* _Instructions to follow_
Copy every line in which the string "Flörl" occurs.

###

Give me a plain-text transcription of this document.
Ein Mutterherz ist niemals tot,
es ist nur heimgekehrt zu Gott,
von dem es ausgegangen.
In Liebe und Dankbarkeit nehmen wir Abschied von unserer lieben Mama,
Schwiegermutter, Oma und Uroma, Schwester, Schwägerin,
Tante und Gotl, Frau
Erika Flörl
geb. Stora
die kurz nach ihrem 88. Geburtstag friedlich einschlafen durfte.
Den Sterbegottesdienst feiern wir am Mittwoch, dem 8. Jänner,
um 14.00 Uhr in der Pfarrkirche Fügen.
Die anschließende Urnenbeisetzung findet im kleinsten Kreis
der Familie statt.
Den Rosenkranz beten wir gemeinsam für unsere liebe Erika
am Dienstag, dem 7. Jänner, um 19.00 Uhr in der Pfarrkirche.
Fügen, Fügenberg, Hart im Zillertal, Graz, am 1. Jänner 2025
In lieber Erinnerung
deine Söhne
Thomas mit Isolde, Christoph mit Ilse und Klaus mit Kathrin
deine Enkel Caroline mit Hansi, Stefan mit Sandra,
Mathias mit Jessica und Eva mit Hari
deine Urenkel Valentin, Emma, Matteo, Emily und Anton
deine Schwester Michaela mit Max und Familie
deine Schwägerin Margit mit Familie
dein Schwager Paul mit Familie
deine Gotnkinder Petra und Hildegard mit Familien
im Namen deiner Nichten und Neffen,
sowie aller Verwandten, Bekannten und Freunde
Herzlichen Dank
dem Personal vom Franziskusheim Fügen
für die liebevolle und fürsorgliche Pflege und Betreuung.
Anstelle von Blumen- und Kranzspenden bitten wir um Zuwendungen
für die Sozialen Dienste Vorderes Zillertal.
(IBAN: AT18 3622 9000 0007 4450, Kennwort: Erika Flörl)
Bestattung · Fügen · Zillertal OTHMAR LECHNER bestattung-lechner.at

###

* _Written reply_
Erika Flörl
(IBAN: AT18 3622 9000 0007 4450, Kennwort: Erika Flörl)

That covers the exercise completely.